→ TRECHO DA PÁGINA:

┄┄┄┄┄┄

Os desafios no combate à pobreza menstrual no Brasil
Enviada em 07/03/2022
Desde 2014, a Organização das Nações Unidas (ONU) considera o acesso à higiene menstrual um direito que precisa ser tratado como uma questão de saúde pública e de direitos humanos. Entretanto, tal prerrogativa não tem se reverberado com ênfase na prática, quando se observa à falta de acesso a informação e aos itens básicos de higiene íntima feminina, dificultando, deste modo, a universalização desse direito social tão importante.

┄┄┄┄┄┄

→ DADOS FORNECIDOS:
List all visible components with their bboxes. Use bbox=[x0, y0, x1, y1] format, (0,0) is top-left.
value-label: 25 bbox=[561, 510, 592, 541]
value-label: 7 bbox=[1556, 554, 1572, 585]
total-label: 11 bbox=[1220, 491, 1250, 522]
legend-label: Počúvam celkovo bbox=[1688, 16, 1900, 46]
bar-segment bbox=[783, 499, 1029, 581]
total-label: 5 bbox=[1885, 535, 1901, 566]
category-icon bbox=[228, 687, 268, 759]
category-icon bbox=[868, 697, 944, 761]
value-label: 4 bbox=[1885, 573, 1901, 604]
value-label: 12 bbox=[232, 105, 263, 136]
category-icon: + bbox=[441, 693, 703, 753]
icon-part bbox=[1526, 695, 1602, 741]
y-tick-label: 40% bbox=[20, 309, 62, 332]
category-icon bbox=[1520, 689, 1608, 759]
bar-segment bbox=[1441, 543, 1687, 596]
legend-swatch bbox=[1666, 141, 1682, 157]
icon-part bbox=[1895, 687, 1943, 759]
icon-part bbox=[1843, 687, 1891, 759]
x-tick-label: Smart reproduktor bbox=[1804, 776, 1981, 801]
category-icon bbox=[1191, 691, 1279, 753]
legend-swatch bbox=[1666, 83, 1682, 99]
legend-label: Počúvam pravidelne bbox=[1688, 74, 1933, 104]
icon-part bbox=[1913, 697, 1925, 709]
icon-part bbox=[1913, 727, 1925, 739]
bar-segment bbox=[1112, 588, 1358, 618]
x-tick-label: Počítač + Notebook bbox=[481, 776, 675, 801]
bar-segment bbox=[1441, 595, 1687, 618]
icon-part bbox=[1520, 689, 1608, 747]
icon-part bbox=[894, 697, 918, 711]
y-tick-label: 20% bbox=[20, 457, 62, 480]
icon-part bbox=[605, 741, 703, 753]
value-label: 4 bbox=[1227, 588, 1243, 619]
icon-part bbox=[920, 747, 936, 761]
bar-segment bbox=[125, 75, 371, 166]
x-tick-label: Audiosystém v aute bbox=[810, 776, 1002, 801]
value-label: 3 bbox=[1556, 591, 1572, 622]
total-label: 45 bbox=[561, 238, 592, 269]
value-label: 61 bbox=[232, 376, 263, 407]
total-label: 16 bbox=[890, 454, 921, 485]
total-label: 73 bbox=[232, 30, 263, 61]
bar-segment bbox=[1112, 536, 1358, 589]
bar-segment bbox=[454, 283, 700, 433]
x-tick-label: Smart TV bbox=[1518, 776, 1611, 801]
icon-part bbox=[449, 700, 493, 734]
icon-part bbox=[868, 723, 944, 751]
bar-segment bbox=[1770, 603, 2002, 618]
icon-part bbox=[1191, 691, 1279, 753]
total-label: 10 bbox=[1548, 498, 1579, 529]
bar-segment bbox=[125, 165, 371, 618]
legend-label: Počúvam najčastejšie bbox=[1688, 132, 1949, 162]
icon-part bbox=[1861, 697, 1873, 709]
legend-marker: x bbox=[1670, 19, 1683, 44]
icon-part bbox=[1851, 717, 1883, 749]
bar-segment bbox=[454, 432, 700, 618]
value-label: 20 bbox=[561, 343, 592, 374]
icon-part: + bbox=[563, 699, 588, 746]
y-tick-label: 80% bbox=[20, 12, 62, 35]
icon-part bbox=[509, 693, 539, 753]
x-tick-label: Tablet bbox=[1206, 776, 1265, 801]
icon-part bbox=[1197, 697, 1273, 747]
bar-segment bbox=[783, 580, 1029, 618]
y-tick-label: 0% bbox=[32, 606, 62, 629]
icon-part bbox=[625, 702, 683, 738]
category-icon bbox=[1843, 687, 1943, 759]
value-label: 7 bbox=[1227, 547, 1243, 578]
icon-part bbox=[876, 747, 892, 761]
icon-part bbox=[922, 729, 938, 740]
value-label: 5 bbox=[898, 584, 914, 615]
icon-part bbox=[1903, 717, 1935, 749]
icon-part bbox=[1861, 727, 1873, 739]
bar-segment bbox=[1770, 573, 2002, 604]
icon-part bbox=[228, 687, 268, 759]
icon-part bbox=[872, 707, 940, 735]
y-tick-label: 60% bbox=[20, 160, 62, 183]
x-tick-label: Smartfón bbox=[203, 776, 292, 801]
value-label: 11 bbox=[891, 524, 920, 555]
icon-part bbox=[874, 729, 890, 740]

┄┄┄┄┄┄

→ APLICANDO A LEITURA:
1 - Responda com base no texto sobre pobreza menstrual:
(a) Em que data ele foi enviado?
(b) Desde que ano a ONU considera o acesso à higiene menstrual um direito?
(c) Como esse direito precisa ser tratado, segundo a ONU?
2 - Prossiga com o texto sobre pobreza menstrual a partir da última frase mostrada.

→ RESPOSTAS DO EXERCÍCIO:
1 -
(a) Em 07/03/2022.
(b) Desde 2014.
(c) Como uma questão de saúde pública e de direitos humanos.

2 -
Primordialmente, deve-se ressaltar a ausência de medidas governamentais para combater a pobreza menstrual no Brasil. Nesse sentido, é possível afirmar que grande parte da população não tem recursos financeiros para manter uma alimentação adequada. Diante disso, é possivel afirmar que não existe recursos para se manter um período menstrual. Essa conjuntura, segundo as ideias do filósofo contratualista John Locke, configura-se como uma violação do “contrato social”, já que o Estado não cumpre sua função de garantir que os cidadãos desfrutem de direitos indispensáveis, como à higiene menstrual, o que infelizmente é evidente no país.
Ademais, é fundamental apontar o descaso público como impulsionador da pobreza menstrual no Brasil. Segundo o livro da autora Nana Queiroz, “presos que menstruam” é possível afirmar os desafios enfrentados por mulheres nas unidades prisionais pela falta de recursos de higiene menstrual. Diante de tal exposto, é possivel acrescentar que o Sistema Único de Saúde (SUS), destribui preservativos nos postos de saúde, mas não faz o mesmo com os itens de higiene menstrual. Logo, é inadmissível que esse cenário continue a perdurar, porque “sexo é uma opção, menstruar não” .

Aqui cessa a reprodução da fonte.